**Required actions**.
A. In the forum post about a sexless marriage, where did the wife move with their daughter after admitting the affair?
B. Continue the forum post about a sexless marriage from where it stops.

**Selected excerpt**.
┄┄┄┄┄┄┄┄┄┄┄┄┄┄┄┄┄┄┄┄

# Sexless and sad



## longlost (Jul 26, 2011)

This post was originally in another thread, but that thread is gone, so I'm starting a whole new one - so, if you've already read this, I apologize...

I'm new to this forum, and discovered this thread during an internet search. I read several of the threads and felt compelled to share my own story - not to give or get advice (although I'd be happy to get any) but more because I wanted to tell someone, anyone - and to show that many paths can lead to the same destination. I preface this by saying that my wife and I have only had sex maybe 10 times in the past 10 years.

My wife and I had a relatively active sex life up until our first child was born, (at 25). There was no surprise there - a baby leads to a lot of stress and sleepless nights, so when intimacy dropped off I didn't really sweat it. After a year or so, sex dropped off to mostly special occasions - Valentine's Day, our anniversary, etc. I wanted more, but I didn't press it very hard because I felt bad pressuring her.

Then, shortly after our daughter turned two, I found out my wife was having an affair with a guy at her work. I was in denial about it at first, because when I confronted her, she denied it so vehemently and got so angry, I decided I must be imagining things. But eventually the evidence became overwhelming - I found cards in her dresser that he had sent her, and lingerie that I had never seen - in fact, she hadn't worn lingerie in front of me for years, at that point.

When she finally admitted it, she was actually angry at me for going through her stuff. She took our daughter and moved in with her parents, and said she needed time to think. I tried to give her her space, but I missed her and missed my daughter, and I couldn't stay away for very long. And for awhile, she'd send me these really mixed signals - one day she'd meet me for lunch, give me a passionate kiss and tell me she missed me. The next, she'd tell me she never loved me to begin with.

┄┄┄┄┄┄┄┄┄┄┄┄┄┄┄┄┄┄┄┄

**Extracted records**.
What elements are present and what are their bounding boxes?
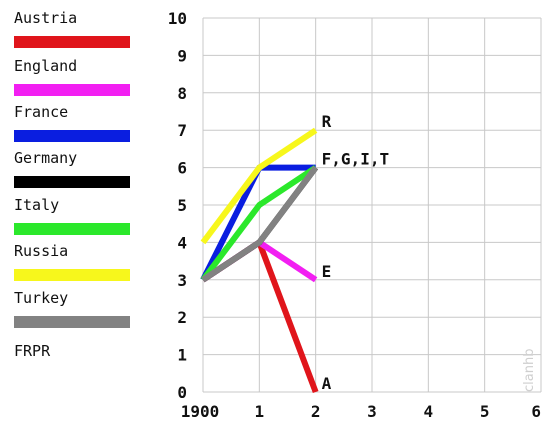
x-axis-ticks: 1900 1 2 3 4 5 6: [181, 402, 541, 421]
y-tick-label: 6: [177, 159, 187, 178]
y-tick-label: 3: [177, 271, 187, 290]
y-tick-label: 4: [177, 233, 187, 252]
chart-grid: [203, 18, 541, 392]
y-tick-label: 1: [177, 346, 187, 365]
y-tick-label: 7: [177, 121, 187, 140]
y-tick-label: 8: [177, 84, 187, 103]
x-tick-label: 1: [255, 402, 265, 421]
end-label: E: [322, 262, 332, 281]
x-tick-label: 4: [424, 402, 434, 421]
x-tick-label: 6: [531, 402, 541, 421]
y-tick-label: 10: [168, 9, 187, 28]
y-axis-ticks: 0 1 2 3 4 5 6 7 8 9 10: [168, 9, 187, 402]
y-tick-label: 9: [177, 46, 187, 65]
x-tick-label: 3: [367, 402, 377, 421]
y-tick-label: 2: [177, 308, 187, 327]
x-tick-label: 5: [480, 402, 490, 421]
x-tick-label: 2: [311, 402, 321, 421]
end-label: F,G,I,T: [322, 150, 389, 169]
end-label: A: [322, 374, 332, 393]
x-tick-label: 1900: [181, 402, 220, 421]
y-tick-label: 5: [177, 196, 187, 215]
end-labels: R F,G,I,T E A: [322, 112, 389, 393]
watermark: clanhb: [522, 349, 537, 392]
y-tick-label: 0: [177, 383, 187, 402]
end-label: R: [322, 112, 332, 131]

┄┄┄┄┄┄┄┄┄┄┄┄┄┄┄┄┄┄┄┄

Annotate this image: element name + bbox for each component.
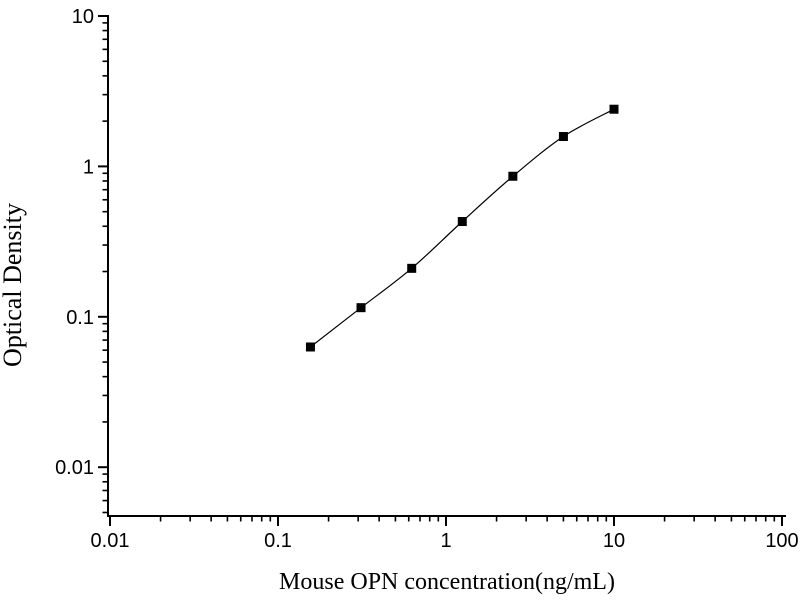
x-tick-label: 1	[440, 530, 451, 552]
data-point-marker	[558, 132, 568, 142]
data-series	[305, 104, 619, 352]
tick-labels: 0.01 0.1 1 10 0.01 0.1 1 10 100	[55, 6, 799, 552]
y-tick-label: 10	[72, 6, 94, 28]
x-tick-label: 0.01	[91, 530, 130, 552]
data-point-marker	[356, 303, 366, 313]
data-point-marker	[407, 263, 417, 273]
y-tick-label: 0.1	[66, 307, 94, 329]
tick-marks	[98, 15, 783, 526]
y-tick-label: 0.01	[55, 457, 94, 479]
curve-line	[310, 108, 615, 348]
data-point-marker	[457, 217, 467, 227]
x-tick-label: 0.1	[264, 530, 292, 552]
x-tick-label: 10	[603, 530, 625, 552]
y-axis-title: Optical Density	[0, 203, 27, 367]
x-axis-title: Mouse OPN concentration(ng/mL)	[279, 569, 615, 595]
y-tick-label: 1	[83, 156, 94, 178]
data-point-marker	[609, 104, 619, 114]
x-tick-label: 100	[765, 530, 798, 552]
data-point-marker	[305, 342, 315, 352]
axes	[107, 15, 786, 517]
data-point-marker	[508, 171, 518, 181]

┄┄┄┄┄┄┄┄┄┄┄┄┄┄┄┄┄┄┄┄

**Answers for this exercise**.
A. She moved in with her parents.

B.
We were so head over heels for each other when me got married, that I just chalked it up to her wanting to inflict as much pain on me as possible. Then one day we met to take our daughter to the playground, and she told me that she had been thinking about me and thinking about us getting back together. It was the happiest day I'd had in months. 24 hours later, she called to tell me she wanted a divorce. Literally an hour after we had met at the playground, she had hopped on a plane to meet this other guy's family, and she had stayed with him and they had had sex. I was devastated - absolutely destroyed. I had never experienced anything so cruel in my entire life.

After a few months of wallowing and self-destructive behavior, I managed to pull myself together. I poured myself into my work, moved into a studio apartment, and volunteered for the Red Cross to insure I didn't have any free time to dwell on things. Just as I was starting to feel like I might actually be able to get past it all, my wife called me at work one day to tell me she was pregnant. She told me that she wasn't sure how she felt about the new guy anymore, she was looking for an apartment, but that she would make sure none of it affected our daughter. (?!?!) I went totally numb.

I told her if there was anything she needed to let me know, and that I would keep her on my health insurance, since I knew she didn't have any.

Over the next few months, we gradually started hanging out - usually when she would bring our daughter over to stay with me. One night, she was particularly emotional, and told me she had made huge mistakes, and ran out of my apartment crying. Not long after, she told me she wanted to get back together.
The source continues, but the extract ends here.